All entries must be repeated exactly; do not include the pictures.

*ITEMS*

◆ ◆ ◆ ◆

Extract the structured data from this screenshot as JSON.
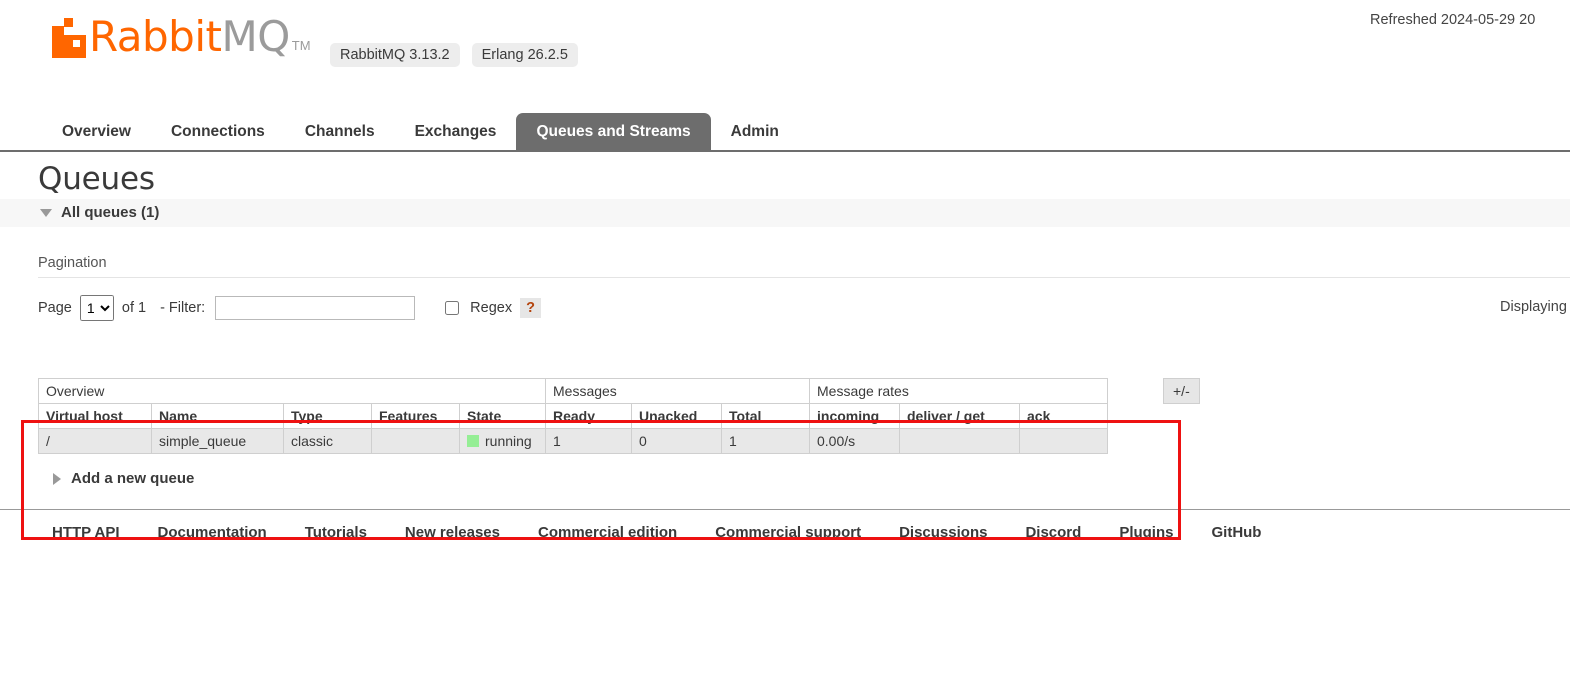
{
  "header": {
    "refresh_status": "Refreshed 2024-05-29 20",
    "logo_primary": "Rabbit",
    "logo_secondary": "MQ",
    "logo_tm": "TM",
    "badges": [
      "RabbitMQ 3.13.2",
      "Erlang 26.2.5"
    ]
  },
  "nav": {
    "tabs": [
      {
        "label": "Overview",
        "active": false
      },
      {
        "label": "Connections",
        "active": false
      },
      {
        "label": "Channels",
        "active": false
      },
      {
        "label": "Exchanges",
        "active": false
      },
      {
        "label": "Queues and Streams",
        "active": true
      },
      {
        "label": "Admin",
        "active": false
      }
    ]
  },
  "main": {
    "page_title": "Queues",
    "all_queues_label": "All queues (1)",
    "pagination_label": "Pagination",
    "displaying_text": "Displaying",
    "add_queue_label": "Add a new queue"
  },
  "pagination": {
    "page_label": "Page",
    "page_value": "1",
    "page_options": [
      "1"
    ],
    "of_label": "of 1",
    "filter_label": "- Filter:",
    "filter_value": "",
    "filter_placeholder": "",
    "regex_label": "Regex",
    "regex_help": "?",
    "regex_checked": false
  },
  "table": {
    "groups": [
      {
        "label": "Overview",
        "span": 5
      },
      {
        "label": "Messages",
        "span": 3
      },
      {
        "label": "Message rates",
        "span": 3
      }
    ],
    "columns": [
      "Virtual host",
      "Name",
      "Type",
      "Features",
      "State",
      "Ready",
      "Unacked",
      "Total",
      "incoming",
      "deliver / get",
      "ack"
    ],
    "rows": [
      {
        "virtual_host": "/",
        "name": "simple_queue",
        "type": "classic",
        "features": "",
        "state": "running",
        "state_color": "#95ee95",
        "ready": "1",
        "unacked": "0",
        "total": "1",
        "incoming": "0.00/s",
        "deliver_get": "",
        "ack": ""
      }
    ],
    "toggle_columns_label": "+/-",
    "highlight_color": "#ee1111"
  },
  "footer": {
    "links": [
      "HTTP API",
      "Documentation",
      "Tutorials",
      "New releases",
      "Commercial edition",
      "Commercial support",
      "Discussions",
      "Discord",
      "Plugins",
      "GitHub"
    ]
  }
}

◆ ◆ ◆ ◆

*RESPONSE FOR THIS EXERCISE*
Extract the structured data from this screenshot as JSON.
{
  "header": {
    "refresh_status": "Refreshed 2024-05-29 20",
    "logo_primary": "Rabbit",
    "logo_secondary": "MQ",
    "logo_tm": "TM",
    "badges": [
      "RabbitMQ 3.13.2",
      "Erlang 26.2.5"
    ]
  },
  "nav": {
    "tabs": [
      {
        "label": "Overview",
        "active": false
      },
      {
        "label": "Connections",
        "active": false
      },
      {
        "label": "Channels",
        "active": false
      },
      {
        "label": "Exchanges",
        "active": false
      },
      {
        "label": "Queues and Streams",
        "active": true
      },
      {
        "label": "Admin",
        "active": false
      }
    ]
  },
  "main": {
    "page_title": "Queues",
    "all_queues_label": "All queues (1)",
    "pagination_label": "Pagination",
    "displaying_text": "Displaying",
    "add_queue_label": "Add a new queue"
  },
  "pagination": {
    "page_label": "Page",
    "page_value": "1",
    "page_options": [
      "1"
    ],
    "of_label": "of 1",
    "filter_label": "- Filter:",
    "filter_value": "",
    "filter_placeholder": "",
    "regex_label": "Regex",
    "regex_help": "?",
    "regex_checked": false
  },
  "table": {
    "groups": [
      {
        "label": "Overview",
        "span": 5
      },
      {
        "label": "Messages",
        "span": 3
      },
      {
        "label": "Message rates",
        "span": 3
      }
    ],
    "columns": [
      "Virtual host",
      "Name",
      "Type",
      "Features",
      "State",
      "Ready",
      "Unacked",
      "Total",
      "incoming",
      "deliver / get",
      "ack"
    ],
    "rows": [
      {
        "virtual_host": "/",
        "name": "simple_queue",
        "type": "classic",
        "features": "",
        "state": "running",
        "state_color": "#95ee95",
        "ready": "1",
        "unacked": "0",
        "total": "1",
        "incoming": "0.00/s",
        "deliver_get": "",
        "ack": ""
      }
    ],
    "toggle_columns_label": "+/-",
    "highlight_color": "#ee1111"
  },
  "footer": {
    "links": [
      "HTTP API",
      "Documentation",
      "Tutorials",
      "New releases",
      "Commercial edition",
      "Commercial support",
      "Discussions",
      "Discord",
      "Plugins",
      "GitHub"
    ]
  }
}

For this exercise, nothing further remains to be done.